SHORT TASK:
Search the material below for the string "是否存在age属性" and extract each line that has it.
***** DATA FOR THIS EXERCISE
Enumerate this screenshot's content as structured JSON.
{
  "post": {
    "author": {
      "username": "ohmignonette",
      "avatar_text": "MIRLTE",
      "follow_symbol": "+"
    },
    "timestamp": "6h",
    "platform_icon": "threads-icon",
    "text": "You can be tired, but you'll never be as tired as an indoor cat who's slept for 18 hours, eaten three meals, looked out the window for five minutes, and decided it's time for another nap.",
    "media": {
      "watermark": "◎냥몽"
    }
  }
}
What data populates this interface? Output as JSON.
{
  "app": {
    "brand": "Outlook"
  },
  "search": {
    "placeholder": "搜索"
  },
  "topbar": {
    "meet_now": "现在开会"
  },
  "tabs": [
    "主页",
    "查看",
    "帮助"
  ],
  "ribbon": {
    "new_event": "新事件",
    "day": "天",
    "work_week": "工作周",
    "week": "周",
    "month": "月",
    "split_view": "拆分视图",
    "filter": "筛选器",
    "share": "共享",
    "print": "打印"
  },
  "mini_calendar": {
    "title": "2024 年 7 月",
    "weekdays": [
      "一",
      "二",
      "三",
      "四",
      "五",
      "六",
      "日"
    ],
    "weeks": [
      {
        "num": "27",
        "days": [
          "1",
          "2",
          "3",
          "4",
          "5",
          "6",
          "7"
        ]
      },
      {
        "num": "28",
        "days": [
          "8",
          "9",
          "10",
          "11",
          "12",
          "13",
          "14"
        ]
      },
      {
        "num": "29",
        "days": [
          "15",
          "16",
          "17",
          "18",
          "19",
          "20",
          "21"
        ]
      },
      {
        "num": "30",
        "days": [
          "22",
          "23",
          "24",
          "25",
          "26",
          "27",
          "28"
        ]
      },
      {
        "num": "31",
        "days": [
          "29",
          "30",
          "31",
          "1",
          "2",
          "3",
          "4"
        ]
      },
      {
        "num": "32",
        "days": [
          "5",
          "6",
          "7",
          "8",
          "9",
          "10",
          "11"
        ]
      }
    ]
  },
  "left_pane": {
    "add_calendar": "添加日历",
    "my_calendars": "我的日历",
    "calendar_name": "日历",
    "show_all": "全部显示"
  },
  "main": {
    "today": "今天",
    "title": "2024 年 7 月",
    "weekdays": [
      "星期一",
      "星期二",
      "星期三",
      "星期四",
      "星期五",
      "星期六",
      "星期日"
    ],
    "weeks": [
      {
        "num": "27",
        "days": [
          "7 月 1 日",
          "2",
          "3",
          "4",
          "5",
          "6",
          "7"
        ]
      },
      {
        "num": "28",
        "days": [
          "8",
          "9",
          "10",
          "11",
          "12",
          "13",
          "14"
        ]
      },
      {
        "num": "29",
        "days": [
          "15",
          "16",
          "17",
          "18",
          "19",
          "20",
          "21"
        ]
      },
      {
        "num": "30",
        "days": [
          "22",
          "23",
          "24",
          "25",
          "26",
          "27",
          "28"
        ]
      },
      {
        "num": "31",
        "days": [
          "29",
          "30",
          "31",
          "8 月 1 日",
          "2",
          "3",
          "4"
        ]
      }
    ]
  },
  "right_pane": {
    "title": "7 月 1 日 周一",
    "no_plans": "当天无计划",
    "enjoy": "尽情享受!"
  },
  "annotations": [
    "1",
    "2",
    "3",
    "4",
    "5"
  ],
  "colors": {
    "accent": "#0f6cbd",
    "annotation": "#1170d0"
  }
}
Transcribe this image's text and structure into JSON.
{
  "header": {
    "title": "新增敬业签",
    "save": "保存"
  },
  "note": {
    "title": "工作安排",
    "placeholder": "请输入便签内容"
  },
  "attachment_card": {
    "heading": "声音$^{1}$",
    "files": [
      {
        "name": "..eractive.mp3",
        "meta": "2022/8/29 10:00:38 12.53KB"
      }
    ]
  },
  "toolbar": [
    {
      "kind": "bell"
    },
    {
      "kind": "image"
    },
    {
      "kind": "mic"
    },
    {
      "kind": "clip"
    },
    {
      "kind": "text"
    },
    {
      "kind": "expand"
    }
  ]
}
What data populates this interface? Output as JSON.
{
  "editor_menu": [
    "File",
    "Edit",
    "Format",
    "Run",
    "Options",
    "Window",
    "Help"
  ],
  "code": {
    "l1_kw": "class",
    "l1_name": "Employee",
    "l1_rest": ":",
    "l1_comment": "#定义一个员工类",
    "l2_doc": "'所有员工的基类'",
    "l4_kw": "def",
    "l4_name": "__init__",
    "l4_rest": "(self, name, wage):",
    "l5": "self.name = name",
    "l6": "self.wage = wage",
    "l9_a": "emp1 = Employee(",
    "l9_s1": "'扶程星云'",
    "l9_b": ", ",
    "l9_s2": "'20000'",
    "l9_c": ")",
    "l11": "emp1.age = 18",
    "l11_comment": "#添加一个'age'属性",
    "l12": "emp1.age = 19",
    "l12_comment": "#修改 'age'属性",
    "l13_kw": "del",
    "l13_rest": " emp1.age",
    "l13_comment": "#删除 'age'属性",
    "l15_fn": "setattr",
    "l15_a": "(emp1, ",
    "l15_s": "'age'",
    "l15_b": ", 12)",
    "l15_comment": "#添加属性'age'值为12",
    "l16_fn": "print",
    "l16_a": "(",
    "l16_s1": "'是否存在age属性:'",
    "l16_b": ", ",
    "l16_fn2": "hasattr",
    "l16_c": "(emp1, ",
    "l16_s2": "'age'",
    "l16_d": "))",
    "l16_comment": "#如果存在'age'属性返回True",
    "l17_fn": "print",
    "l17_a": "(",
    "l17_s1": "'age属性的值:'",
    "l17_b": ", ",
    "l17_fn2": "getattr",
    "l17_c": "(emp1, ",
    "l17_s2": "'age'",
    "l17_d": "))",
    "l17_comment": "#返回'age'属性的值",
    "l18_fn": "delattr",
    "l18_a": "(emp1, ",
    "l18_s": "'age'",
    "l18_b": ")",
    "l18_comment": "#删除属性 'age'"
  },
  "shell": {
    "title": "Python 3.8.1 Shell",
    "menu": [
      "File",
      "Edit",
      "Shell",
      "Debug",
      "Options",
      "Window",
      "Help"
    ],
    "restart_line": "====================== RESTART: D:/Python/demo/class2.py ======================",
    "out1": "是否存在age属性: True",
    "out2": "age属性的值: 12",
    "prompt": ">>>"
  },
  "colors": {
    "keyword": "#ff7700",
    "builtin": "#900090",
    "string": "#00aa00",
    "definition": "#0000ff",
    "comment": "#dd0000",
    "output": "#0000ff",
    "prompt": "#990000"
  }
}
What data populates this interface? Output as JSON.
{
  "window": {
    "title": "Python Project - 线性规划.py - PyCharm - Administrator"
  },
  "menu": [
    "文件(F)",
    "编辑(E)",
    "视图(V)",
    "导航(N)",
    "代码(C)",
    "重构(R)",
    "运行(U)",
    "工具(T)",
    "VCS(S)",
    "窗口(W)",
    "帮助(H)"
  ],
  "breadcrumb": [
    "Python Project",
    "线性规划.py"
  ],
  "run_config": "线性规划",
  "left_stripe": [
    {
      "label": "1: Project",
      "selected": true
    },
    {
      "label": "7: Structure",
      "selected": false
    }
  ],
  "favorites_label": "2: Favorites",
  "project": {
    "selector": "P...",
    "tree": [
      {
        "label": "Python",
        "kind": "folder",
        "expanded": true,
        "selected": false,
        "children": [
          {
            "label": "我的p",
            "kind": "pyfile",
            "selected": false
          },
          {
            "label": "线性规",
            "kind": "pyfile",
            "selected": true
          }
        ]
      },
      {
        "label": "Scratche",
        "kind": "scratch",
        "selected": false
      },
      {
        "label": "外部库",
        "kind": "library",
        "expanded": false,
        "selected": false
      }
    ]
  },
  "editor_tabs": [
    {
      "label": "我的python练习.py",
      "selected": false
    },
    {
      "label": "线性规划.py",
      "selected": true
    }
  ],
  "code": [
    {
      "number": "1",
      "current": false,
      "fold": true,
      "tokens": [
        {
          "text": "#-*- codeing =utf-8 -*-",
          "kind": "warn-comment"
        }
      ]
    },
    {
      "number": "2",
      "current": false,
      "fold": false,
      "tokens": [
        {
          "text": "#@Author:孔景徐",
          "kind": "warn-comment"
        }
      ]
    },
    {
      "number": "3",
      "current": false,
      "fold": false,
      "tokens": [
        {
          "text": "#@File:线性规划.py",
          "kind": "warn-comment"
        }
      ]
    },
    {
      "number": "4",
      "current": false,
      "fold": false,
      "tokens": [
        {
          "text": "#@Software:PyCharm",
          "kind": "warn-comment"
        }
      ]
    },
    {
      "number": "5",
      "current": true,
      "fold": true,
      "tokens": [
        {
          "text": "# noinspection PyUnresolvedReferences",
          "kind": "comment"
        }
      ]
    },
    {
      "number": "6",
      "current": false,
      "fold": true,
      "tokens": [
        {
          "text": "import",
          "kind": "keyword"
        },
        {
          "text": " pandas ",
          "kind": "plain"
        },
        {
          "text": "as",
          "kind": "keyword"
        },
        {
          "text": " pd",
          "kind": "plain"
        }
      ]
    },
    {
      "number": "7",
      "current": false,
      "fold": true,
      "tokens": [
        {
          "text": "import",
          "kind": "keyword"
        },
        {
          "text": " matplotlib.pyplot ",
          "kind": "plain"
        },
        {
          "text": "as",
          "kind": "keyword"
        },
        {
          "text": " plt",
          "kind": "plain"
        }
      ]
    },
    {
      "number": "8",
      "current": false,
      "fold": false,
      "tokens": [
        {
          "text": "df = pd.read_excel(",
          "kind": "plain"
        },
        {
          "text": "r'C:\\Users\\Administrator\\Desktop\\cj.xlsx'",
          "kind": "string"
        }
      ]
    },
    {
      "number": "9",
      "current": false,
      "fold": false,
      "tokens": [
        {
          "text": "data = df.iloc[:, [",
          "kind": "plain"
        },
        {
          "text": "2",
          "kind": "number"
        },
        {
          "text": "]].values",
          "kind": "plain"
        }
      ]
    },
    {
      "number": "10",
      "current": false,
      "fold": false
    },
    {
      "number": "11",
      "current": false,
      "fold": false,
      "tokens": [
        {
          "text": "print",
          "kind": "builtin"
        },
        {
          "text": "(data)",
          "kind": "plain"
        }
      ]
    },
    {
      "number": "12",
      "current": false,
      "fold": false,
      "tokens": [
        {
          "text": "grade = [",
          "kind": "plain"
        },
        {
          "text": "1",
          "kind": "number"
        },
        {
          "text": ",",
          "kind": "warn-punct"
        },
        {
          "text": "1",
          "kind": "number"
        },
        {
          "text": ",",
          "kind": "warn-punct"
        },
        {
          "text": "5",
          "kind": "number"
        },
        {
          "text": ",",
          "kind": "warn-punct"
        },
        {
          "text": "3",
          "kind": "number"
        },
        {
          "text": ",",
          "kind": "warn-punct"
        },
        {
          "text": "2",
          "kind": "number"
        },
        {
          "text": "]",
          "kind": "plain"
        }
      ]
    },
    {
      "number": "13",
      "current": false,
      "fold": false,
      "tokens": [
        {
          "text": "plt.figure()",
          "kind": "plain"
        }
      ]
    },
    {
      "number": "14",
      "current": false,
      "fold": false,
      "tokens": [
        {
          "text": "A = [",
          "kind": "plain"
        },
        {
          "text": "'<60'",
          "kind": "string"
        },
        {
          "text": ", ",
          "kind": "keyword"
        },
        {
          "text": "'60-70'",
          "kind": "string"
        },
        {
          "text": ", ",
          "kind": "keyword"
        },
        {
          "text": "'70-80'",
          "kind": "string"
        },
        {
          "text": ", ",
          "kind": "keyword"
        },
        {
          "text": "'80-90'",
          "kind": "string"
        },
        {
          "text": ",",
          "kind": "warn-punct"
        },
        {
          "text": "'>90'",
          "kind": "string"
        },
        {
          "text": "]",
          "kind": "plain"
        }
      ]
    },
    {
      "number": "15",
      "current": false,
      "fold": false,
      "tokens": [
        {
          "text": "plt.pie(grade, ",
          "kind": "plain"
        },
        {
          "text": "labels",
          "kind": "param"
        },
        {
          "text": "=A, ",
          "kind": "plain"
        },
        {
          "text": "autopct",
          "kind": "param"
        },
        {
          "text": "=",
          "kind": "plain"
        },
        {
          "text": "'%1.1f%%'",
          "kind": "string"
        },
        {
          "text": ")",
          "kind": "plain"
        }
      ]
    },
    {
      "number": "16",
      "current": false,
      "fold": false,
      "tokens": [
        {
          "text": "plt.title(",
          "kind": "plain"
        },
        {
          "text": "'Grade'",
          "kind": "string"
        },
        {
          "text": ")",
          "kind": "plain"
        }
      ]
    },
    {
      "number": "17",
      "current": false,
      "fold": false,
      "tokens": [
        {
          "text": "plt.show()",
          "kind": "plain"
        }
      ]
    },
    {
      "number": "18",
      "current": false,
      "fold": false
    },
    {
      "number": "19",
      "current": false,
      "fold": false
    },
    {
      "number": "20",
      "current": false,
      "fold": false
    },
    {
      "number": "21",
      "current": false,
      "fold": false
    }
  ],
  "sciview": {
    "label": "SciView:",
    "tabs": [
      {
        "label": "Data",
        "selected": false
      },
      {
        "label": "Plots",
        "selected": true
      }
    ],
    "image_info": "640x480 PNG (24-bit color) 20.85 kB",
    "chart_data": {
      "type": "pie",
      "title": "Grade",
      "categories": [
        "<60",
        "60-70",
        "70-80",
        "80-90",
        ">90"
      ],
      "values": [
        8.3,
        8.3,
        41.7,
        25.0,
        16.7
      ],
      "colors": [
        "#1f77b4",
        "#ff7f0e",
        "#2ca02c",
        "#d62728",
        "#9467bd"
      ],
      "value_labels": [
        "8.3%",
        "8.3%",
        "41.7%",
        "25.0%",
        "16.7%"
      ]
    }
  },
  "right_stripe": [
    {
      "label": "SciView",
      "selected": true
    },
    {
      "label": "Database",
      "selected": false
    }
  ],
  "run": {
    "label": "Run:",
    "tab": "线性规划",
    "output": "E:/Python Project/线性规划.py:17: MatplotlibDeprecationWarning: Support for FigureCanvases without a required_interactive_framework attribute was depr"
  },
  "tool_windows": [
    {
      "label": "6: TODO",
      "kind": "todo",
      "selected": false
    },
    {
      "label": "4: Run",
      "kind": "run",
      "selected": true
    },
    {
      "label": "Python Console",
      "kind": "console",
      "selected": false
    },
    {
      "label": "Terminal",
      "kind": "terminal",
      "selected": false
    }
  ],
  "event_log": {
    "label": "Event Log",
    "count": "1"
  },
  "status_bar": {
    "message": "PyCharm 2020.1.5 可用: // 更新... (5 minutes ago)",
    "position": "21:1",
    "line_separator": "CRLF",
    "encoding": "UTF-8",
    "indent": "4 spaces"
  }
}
**********
ANSWER TO THE PROBLEM:
    "l16_s1": "'是否存在age属性:'",
    "out1": "是否存在age属性: True",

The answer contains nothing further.